§ **What this task involves**:
Make an exact copy of all the records.
------------
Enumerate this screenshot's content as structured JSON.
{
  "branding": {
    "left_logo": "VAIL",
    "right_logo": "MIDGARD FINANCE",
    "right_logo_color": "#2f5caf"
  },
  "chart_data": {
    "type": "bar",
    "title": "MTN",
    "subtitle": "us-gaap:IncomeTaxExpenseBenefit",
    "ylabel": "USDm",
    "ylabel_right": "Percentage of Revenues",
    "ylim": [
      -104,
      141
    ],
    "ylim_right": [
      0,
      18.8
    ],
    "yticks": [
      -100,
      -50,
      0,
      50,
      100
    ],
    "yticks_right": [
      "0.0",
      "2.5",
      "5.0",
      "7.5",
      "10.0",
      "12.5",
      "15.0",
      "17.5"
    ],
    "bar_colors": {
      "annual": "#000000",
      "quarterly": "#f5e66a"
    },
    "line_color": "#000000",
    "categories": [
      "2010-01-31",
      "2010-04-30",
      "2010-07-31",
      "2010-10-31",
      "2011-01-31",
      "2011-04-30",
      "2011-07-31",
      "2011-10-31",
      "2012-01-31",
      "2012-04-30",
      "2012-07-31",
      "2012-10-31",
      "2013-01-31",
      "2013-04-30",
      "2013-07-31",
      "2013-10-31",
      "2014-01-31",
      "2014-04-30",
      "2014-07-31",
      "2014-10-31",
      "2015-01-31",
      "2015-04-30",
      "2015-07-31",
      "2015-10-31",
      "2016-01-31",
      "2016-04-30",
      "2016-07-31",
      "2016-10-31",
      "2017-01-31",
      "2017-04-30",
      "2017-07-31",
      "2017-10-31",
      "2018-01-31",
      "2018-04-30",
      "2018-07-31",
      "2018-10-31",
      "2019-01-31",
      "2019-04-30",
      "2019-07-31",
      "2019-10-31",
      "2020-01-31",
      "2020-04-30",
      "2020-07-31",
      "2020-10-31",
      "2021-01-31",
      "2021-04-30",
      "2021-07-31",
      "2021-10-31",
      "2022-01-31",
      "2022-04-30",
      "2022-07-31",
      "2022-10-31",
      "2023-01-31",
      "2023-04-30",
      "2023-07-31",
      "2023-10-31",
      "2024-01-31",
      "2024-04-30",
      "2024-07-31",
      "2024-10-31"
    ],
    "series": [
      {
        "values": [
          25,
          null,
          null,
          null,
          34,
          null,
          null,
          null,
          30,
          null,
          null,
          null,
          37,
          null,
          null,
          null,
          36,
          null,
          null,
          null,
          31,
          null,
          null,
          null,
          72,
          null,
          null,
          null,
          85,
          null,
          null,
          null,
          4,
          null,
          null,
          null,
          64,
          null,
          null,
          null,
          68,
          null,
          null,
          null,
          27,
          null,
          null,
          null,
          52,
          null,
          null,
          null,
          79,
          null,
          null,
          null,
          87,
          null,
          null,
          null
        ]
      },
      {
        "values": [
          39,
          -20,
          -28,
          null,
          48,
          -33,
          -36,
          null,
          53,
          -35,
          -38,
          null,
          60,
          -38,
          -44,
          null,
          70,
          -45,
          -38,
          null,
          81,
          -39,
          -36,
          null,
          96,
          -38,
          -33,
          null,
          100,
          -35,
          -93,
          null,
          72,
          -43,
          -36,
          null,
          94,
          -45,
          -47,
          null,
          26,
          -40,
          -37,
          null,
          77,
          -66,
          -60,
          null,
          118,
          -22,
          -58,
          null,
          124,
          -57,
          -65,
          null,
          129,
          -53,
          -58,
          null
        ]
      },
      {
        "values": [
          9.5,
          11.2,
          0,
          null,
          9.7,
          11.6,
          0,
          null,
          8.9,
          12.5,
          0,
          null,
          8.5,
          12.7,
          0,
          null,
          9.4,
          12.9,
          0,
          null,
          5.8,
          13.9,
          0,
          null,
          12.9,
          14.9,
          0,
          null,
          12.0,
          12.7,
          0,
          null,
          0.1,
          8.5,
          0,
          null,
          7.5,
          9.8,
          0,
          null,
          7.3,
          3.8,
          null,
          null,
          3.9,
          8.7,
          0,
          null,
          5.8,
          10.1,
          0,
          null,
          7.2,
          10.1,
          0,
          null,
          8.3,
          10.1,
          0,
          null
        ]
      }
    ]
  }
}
------------
§ **In response**:
Enumerate this screenshot's content as structured JSON.
{
  "branding": {
    "left_logo": "VAIL",
    "right_logo": "MIDGARD FINANCE",
    "right_logo_color": "#2f5caf"
  },
  "chart_data": {
    "type": "bar",
    "title": "MTN",
    "subtitle": "us-gaap:IncomeTaxExpenseBenefit",
    "ylabel": "USDm",
    "ylabel_right": "Percentage of Revenues",
    "ylim": [
      -104,
      141
    ],
    "ylim_right": [
      0,
      18.8
    ],
    "yticks": [
      -100,
      -50,
      0,
      50,
      100
    ],
    "yticks_right": [
      "0.0",
      "2.5",
      "5.0",
      "7.5",
      "10.0",
      "12.5",
      "15.0",
      "17.5"
    ],
    "bar_colors": {
      "annual": "#000000",
      "quarterly": "#f5e66a"
    },
    "line_color": "#000000",
    "categories": [
      "2010-01-31",
      "2010-04-30",
      "2010-07-31",
      "2010-10-31",
      "2011-01-31",
      "2011-04-30",
      "2011-07-31",
      "2011-10-31",
      "2012-01-31",
      "2012-04-30",
      "2012-07-31",
      "2012-10-31",
      "2013-01-31",
      "2013-04-30",
      "2013-07-31",
      "2013-10-31",
      "2014-01-31",
      "2014-04-30",
      "2014-07-31",
      "2014-10-31",
      "2015-01-31",
      "2015-04-30",
      "2015-07-31",
      "2015-10-31",
      "2016-01-31",
      "2016-04-30",
      "2016-07-31",
      "2016-10-31",
      "2017-01-31",
      "2017-04-30",
      "2017-07-31",
      "2017-10-31",
      "2018-01-31",
      "2018-04-30",
      "2018-07-31",
      "2018-10-31",
      "2019-01-31",
      "2019-04-30",
      "2019-07-31",
      "2019-10-31",
      "2020-01-31",
      "2020-04-30",
      "2020-07-31",
      "2020-10-31",
      "2021-01-31",
      "2021-04-30",
      "2021-07-31",
      "2021-10-31",
      "2022-01-31",
      "2022-04-30",
      "2022-07-31",
      "2022-10-31",
      "2023-01-31",
      "2023-04-30",
      "2023-07-31",
      "2023-10-31",
      "2024-01-31",
      "2024-04-30",
      "2024-07-31",
      "2024-10-31"
    ],
    "series": [
      {
        "values": [
          25,
          null,
          null,
          null,
          34,
          null,
          null,
          null,
          30,
          null,
          null,
          null,
          37,
          null,
          null,
          null,
          36,
          null,
          null,
          null,
          31,
          null,
          null,
          null,
          72,
          null,
          null,
          null,
          85,
          null,
          null,
          null,
          4,
          null,
          null,
          null,
          64,
          null,
          null,
          null,
          68,
          null,
          null,
          null,
          27,
          null,
          null,
          null,
          52,
          null,
          null,
          null,
          79,
          null,
          null,
          null,
          87,
          null,
          null,
          null
        ]
      },
      {
        "values": [
          39,
          -20,
          -28,
          null,
          48,
          -33,
          -36,
          null,
          53,
          -35,
          -38,
          null,
          60,
          -38,
          -44,
          null,
          70,
          -45,
          -38,
          null,
          81,
          -39,
          -36,
          null,
          96,
          -38,
          -33,
          null,
          100,
          -35,
          -93,
          null,
          72,
          -43,
          -36,
          null,
          94,
          -45,
          -47,
          null,
          26,
          -40,
          -37,
          null,
          77,
          -66,
          -60,
          null,
          118,
          -22,
          -58,
          null,
          124,
          -57,
          -65,
          null,
          129,
          -53,
          -58,
          null
        ]
      },
      {
        "values": [
          9.5,
          11.2,
          0,
          null,
          9.7,
          11.6,
          0,
          null,
          8.9,
          12.5,
          0,
          null,
          8.5,
          12.7,
          0,
          null,
          9.4,
          12.9,
          0,
          null,
          5.8,
          13.9,
          0,
          null,
          12.9,
          14.9,
          0,
          null,
          12.0,
          12.7,
          0,
          null,
          0.1,
          8.5,
          0,
          null,
          7.5,
          9.8,
          0,
          null,
          7.3,
          3.8,
          null,
          null,
          3.9,
          8.7,
          0,
          null,
          5.8,
          10.1,
          0,
          null,
          7.2,
          10.1,
          0,
          null,
          8.3,
          10.1,
          0,
          null
        ]
      }
    ]
  }
}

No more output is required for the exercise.